# Given instruction
Set each record down exactly, excluding all images.

(Records from a collection)
++++

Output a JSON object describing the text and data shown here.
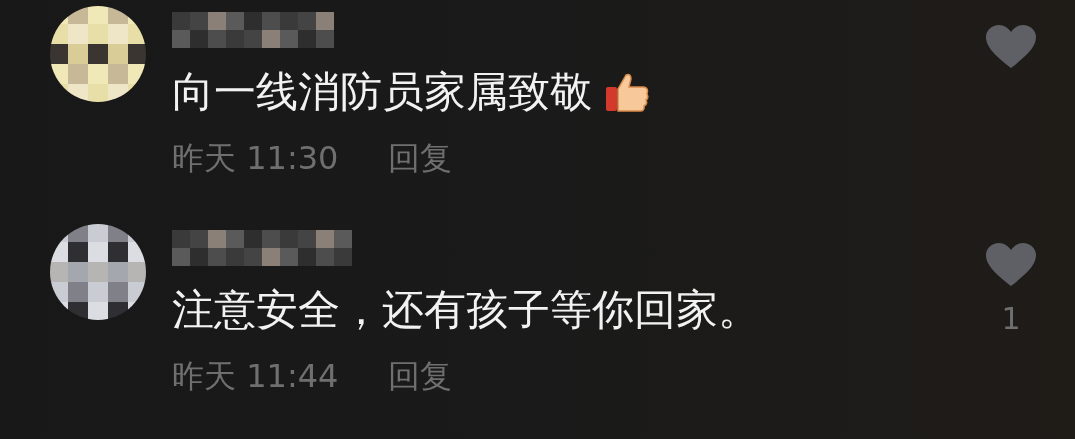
{
  "comments": [
    {
      "text": "向一线消防员家属致敬",
      "thumbs_up": true,
      "time": "昨天 11:30",
      "reply": "回复"
    },
    {
      "text": "注意安全，还有孩子等你回家。",
      "time": "昨天 11:44",
      "reply": "回复",
      "likes": "1",
      "thumbs_up": false
    }
  ]
}
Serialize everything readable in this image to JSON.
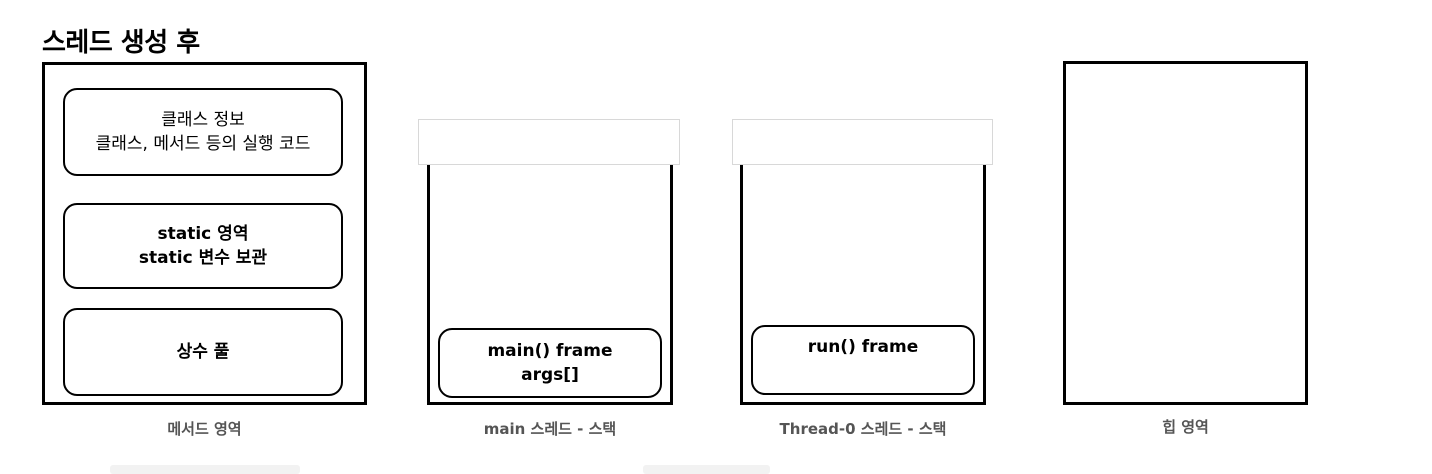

++++

# The output
Output a JSON object describing the text and data shown here.
{
  "comments": [
    {
      "text": "向一线消防员家属致敬",
      "thumbs_up": true,
      "time": "昨天 11:30",
      "reply": "回复"
    },
    {
      "text": "注意安全，还有孩子等你回家。",
      "time": "昨天 11:44",
      "reply": "回复",
      "likes": "1",
      "thumbs_up": false
    }
  ]
}
Serialize everything readable in this image to JSON.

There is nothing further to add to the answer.